• **TEXTABSCHNITT**:
|---|
Es geht um die Verurteilung eines Mühlviertlers wegen Körperverletzung und versuchter Nötigung zu einer unbedingten Geldstrafe von 400 Euro. Der Angeklagte war in einer Straßenbahn zum Vorzeigen seines Fahrscheins aufgefordert worden. Doch statt dem Folge zu leisten, sprang er aus der Straßenbahn und versuchte davonzulaufen. Insgesamt drei Kontrollore - Mitarbeiter eines Security-Unternehmens - stellten sich ihm in den Weg und hielten ihn fest. Der ertappte Schwarzfahrer verletzte alle drei beim Versuch, sie abzuschütteln.

Genaue Prüfung

Der Verurteilte berief gegen das Urteil. Das Oberlandesgericht hob nun das erstinstanzliche Urteil wegen Nichtigkeit auf. In seiner Begründung stellte es fest, dass das Erstgericht genau prüfen müsse, ob Kontrollore ein Anhalterecht im Sinne der Strafprozessordnung hätten. Dieses sei nämlich nur dann gegeben, wenn der Fahrgast ein Vergehen zur Erschleichung einer Leistung gesetzt habe, etwa, wenn er einen falschen Ausweis zückt.

Das bloße Schwarzfahren ohne Irreführung eines Kontrollorgans stelle nämlich bloß eine Verwaltungsübertretung dar. In solchen Fällen bestehe kein Anhalterecht, weil Schwarzfahren als solches keinen gerichtlich bedrohten Tatbestand setze. Auch die Flucht des "blinden Passagiers" berechtige demnach nicht zur Anhaltung. Stellen sich Kontrollorgane dennoch in den Weg oder halten ihn fest, dann beschränken diese damit laut OLG ihrerseits den Schwarzfahrer möglicherweise rechtswidrig in seiner Bewegungsfreiheit (Paragraf 99 Strafgesetzbuch: Freiheitsentziehung).
|---|
Zu welcher Strafe wurde der Mühlviertler laut dem Textabschnitt über das Schwarzfahrer-Urteil in erster Instanz verurteilt? Die Datensätze stammen aus einer anderen Quelle.
|---|
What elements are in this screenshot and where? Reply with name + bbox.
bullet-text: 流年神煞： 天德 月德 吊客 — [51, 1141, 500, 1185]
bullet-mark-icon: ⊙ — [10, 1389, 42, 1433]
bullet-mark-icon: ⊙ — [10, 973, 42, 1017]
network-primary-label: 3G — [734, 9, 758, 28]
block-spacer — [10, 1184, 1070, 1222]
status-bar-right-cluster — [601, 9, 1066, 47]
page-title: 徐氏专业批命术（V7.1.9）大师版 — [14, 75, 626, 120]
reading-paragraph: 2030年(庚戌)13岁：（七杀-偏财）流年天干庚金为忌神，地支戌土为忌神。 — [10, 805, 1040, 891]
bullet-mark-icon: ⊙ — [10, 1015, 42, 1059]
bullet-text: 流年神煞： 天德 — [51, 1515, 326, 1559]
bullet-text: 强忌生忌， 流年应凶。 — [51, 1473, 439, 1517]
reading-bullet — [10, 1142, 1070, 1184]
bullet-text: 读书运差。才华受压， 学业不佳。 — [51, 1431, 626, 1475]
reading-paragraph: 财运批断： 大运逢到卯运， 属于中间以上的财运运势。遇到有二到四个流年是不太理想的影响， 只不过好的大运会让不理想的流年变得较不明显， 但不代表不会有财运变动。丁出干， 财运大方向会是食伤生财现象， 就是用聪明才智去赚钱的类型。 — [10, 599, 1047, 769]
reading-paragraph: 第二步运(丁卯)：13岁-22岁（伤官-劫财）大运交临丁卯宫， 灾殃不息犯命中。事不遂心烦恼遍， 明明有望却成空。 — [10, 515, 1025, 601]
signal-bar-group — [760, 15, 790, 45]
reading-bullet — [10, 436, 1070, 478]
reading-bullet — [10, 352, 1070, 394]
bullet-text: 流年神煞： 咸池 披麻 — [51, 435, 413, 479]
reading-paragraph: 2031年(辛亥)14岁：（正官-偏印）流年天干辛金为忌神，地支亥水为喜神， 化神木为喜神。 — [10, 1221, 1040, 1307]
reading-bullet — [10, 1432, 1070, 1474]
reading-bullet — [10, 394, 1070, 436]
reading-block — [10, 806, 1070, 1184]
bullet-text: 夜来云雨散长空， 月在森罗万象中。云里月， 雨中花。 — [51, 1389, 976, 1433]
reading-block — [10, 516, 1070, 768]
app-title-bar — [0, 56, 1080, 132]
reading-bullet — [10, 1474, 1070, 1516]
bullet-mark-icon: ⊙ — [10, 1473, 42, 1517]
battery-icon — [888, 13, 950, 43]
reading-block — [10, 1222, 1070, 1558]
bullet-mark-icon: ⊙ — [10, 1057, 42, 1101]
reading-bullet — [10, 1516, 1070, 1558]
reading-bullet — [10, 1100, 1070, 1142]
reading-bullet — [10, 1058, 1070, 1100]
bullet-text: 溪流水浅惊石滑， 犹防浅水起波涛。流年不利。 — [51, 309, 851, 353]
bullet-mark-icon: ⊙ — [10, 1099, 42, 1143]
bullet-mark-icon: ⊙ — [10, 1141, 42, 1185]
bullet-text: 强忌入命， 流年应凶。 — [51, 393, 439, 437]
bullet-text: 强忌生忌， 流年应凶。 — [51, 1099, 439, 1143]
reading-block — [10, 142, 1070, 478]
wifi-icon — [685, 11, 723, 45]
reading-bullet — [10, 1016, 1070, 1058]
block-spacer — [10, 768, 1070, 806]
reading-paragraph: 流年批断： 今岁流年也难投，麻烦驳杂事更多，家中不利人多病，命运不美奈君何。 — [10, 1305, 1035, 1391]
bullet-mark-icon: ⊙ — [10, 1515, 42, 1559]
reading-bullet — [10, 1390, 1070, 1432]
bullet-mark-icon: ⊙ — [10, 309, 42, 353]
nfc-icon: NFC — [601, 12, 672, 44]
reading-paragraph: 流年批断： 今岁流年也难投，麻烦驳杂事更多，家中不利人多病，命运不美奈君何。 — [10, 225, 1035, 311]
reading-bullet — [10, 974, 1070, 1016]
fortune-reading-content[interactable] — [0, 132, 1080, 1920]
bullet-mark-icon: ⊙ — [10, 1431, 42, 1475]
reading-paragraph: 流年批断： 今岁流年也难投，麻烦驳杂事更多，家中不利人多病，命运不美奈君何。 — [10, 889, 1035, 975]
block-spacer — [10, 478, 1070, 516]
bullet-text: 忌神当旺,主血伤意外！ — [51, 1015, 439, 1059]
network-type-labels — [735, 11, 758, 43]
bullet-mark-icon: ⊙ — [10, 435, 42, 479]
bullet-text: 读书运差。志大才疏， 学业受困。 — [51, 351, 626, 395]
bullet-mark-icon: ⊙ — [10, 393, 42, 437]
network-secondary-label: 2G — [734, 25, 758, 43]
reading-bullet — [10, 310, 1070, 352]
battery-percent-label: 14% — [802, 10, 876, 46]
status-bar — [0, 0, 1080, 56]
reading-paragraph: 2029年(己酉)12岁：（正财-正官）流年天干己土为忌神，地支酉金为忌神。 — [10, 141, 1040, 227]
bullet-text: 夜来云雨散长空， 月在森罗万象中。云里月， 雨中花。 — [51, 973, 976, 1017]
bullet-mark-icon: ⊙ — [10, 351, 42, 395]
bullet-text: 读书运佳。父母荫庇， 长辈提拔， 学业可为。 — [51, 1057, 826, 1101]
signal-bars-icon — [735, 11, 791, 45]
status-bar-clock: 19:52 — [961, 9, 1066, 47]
|---|
• **LÖSUNG**: Zu einer unbedingten Geldstrafe von 400 Euro.